__Exercise data__:

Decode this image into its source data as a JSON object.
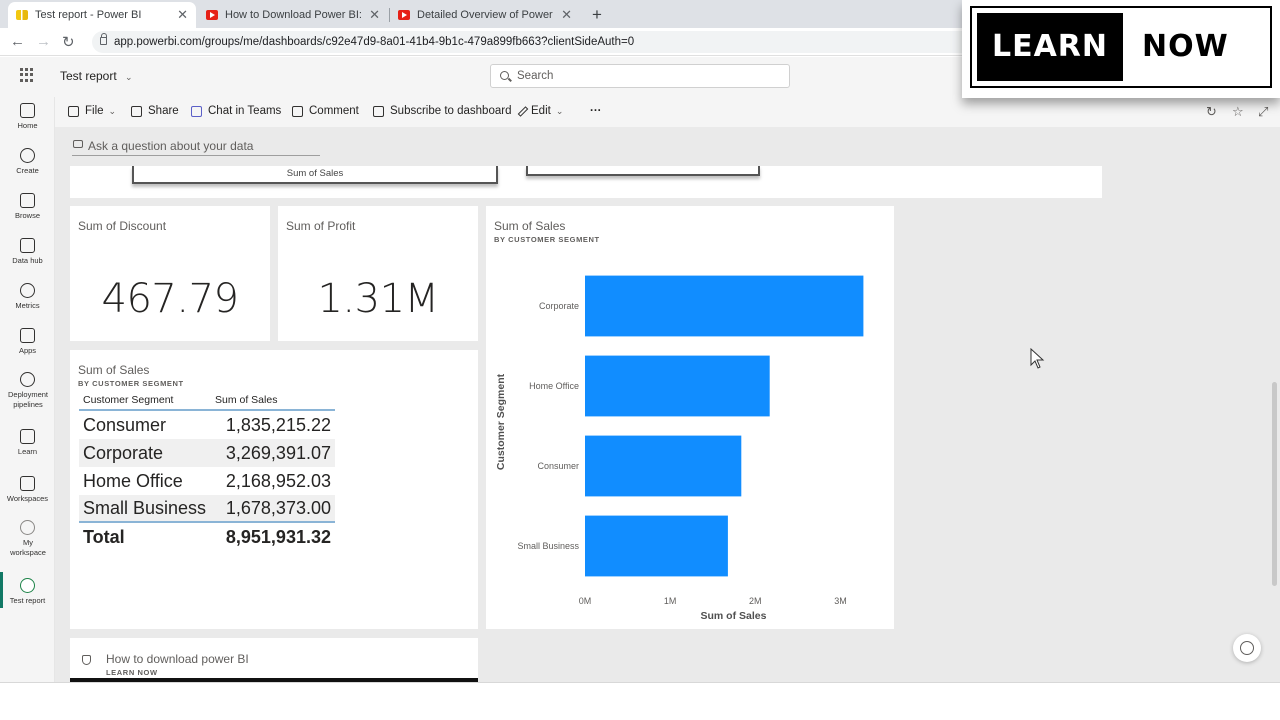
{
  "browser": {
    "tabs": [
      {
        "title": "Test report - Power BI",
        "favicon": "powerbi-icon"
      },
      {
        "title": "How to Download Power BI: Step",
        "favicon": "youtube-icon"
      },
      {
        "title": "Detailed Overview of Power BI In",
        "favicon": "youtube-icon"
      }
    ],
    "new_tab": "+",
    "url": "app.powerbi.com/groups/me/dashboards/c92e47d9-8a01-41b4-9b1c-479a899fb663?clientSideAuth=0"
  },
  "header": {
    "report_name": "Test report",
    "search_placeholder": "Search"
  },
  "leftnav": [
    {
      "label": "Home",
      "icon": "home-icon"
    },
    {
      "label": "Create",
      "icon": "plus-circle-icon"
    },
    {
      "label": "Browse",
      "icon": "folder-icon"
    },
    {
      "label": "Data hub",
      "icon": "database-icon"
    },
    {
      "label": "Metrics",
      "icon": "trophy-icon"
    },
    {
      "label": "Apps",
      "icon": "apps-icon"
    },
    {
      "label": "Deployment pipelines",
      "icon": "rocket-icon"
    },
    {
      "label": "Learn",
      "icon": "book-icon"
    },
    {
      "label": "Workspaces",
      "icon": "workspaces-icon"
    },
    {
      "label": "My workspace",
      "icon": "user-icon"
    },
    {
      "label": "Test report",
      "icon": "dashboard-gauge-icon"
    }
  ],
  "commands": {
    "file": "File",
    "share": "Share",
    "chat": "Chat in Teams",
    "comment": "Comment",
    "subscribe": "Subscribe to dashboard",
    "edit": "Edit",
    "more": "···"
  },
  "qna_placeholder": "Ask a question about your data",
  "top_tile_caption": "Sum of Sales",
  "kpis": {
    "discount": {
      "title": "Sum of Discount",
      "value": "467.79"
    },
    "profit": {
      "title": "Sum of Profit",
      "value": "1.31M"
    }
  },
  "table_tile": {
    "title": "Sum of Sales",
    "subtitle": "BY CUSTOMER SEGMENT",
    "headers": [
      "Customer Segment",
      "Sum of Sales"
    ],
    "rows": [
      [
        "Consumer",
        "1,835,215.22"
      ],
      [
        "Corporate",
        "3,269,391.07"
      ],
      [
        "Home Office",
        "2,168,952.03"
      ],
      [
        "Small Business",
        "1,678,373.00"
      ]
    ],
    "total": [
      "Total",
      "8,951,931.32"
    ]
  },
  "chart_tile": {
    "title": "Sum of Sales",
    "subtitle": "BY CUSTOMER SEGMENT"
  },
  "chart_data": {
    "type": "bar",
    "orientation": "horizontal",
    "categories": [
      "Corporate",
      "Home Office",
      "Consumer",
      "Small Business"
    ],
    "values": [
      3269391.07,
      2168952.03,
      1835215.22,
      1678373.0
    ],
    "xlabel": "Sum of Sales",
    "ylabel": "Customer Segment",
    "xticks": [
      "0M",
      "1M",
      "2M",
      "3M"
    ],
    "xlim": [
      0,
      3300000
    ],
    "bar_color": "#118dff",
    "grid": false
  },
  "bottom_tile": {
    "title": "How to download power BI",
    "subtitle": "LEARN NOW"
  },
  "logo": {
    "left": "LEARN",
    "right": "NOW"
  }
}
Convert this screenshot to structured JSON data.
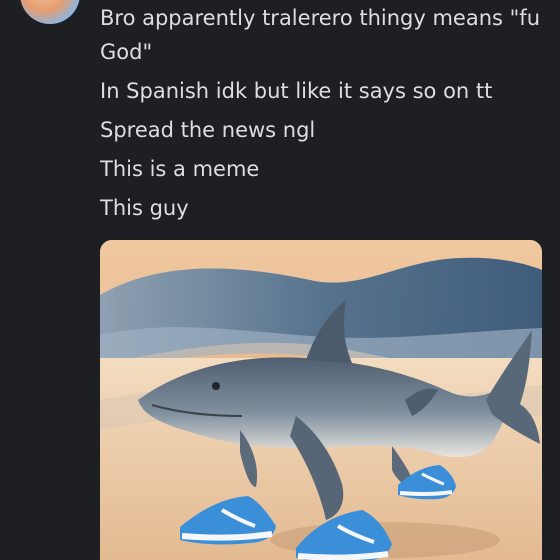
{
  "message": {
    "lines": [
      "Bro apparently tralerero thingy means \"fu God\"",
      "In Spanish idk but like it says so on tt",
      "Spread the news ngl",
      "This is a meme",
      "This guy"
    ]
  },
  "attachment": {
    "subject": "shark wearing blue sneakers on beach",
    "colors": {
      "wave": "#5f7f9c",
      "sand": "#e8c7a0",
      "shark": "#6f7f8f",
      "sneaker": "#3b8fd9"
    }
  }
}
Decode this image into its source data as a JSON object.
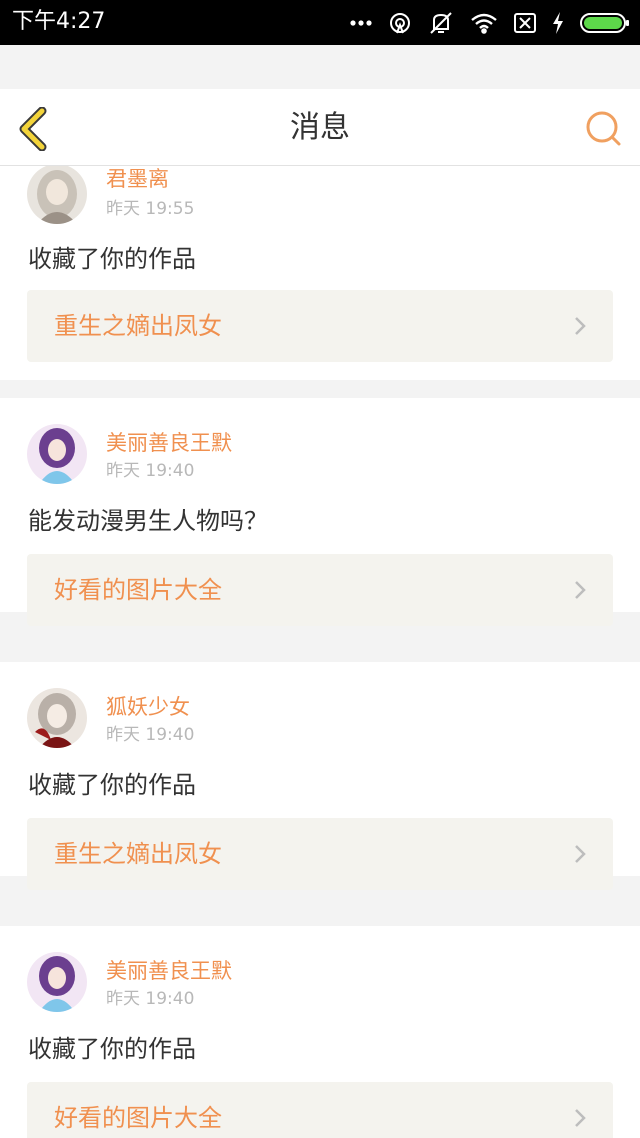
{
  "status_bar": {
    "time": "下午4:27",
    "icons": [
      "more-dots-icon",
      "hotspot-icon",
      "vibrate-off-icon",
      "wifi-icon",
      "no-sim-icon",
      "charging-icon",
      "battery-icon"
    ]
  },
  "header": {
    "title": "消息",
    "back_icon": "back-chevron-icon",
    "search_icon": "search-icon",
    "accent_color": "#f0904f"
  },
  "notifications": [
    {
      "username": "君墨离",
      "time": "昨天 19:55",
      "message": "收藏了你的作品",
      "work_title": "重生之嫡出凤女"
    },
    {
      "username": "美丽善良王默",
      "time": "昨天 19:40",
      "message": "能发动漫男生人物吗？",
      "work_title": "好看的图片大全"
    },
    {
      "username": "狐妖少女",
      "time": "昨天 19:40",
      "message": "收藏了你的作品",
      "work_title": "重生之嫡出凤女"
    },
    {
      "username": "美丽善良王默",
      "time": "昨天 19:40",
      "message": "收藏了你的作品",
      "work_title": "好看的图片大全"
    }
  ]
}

__What to work on__:
Go through the data above and transcribe it in full, omitting any image.

__Answer to the exercise__:
Decode this image into its source data as a JSON object.
{
  "browser": {
    "tabs": [
      {
        "title": "Test report - Power BI",
        "favicon": "powerbi-icon"
      },
      {
        "title": "How to Download Power BI: Step",
        "favicon": "youtube-icon"
      },
      {
        "title": "Detailed Overview of Power BI In",
        "favicon": "youtube-icon"
      }
    ],
    "new_tab": "+",
    "url": "app.powerbi.com/groups/me/dashboards/c92e47d9-8a01-41b4-9b1c-479a899fb663?clientSideAuth=0"
  },
  "header": {
    "report_name": "Test report",
    "search_placeholder": "Search"
  },
  "leftnav": [
    {
      "label": "Home",
      "icon": "home-icon"
    },
    {
      "label": "Create",
      "icon": "plus-circle-icon"
    },
    {
      "label": "Browse",
      "icon": "folder-icon"
    },
    {
      "label": "Data hub",
      "icon": "database-icon"
    },
    {
      "label": "Metrics",
      "icon": "trophy-icon"
    },
    {
      "label": "Apps",
      "icon": "apps-icon"
    },
    {
      "label": "Deployment pipelines",
      "icon": "rocket-icon"
    },
    {
      "label": "Learn",
      "icon": "book-icon"
    },
    {
      "label": "Workspaces",
      "icon": "workspaces-icon"
    },
    {
      "label": "My workspace",
      "icon": "user-icon"
    },
    {
      "label": "Test report",
      "icon": "dashboard-gauge-icon"
    }
  ],
  "commands": {
    "file": "File",
    "share": "Share",
    "chat": "Chat in Teams",
    "comment": "Comment",
    "subscribe": "Subscribe to dashboard",
    "edit": "Edit",
    "more": "···"
  },
  "qna_placeholder": "Ask a question about your data",
  "top_tile_caption": "Sum of Sales",
  "kpis": {
    "discount": {
      "title": "Sum of Discount",
      "value": "467.79"
    },
    "profit": {
      "title": "Sum of Profit",
      "value": "1.31M"
    }
  },
  "table_tile": {
    "title": "Sum of Sales",
    "subtitle": "BY CUSTOMER SEGMENT",
    "headers": [
      "Customer Segment",
      "Sum of Sales"
    ],
    "rows": [
      [
        "Consumer",
        "1,835,215.22"
      ],
      [
        "Corporate",
        "3,269,391.07"
      ],
      [
        "Home Office",
        "2,168,952.03"
      ],
      [
        "Small Business",
        "1,678,373.00"
      ]
    ],
    "total": [
      "Total",
      "8,951,931.32"
    ]
  },
  "chart_tile": {
    "title": "Sum of Sales",
    "subtitle": "BY CUSTOMER SEGMENT"
  },
  "chart_data": {
    "type": "bar",
    "orientation": "horizontal",
    "categories": [
      "Corporate",
      "Home Office",
      "Consumer",
      "Small Business"
    ],
    "values": [
      3269391.07,
      2168952.03,
      1835215.22,
      1678373.0
    ],
    "xlabel": "Sum of Sales",
    "ylabel": "Customer Segment",
    "xticks": [
      "0M",
      "1M",
      "2M",
      "3M"
    ],
    "xlim": [
      0,
      3300000
    ],
    "bar_color": "#118dff",
    "grid": false
  },
  "bottom_tile": {
    "title": "How to download power BI",
    "subtitle": "LEARN NOW"
  },
  "logo": {
    "left": "LEARN",
    "right": "NOW"
  }
}
Convert this screenshot to structured JSON data.
{
  "message": {
    "lines": [
      "Bro apparently tralerero thingy means \"fu God\"",
      "In Spanish idk but like it says so on tt",
      "Spread the news ngl",
      "This is a meme",
      "This guy"
    ]
  },
  "attachment": {
    "subject": "shark wearing blue sneakers on beach",
    "colors": {
      "wave": "#5f7f9c",
      "sand": "#e8c7a0",
      "shark": "#6f7f8f",
      "sneaker": "#3b8fd9"
    }
  }
}
Decode this image into its source data as a JSON object.
{
  "status_bar": {
    "time": "下午4:27",
    "icons": [
      "more-dots-icon",
      "hotspot-icon",
      "vibrate-off-icon",
      "wifi-icon",
      "no-sim-icon",
      "charging-icon",
      "battery-icon"
    ]
  },
  "header": {
    "title": "消息",
    "back_icon": "back-chevron-icon",
    "search_icon": "search-icon",
    "accent_color": "#f0904f"
  },
  "notifications": [
    {
      "username": "君墨离",
      "time": "昨天 19:55",
      "message": "收藏了你的作品",
      "work_title": "重生之嫡出凤女"
    },
    {
      "username": "美丽善良王默",
      "time": "昨天 19:40",
      "message": "能发动漫男生人物吗？",
      "work_title": "好看的图片大全"
    },
    {
      "username": "狐妖少女",
      "time": "昨天 19:40",
      "message": "收藏了你的作品",
      "work_title": "重生之嫡出凤女"
    },
    {
      "username": "美丽善良王默",
      "time": "昨天 19:40",
      "message": "收藏了你的作品",
      "work_title": "好看的图片大全"
    }
  ]
}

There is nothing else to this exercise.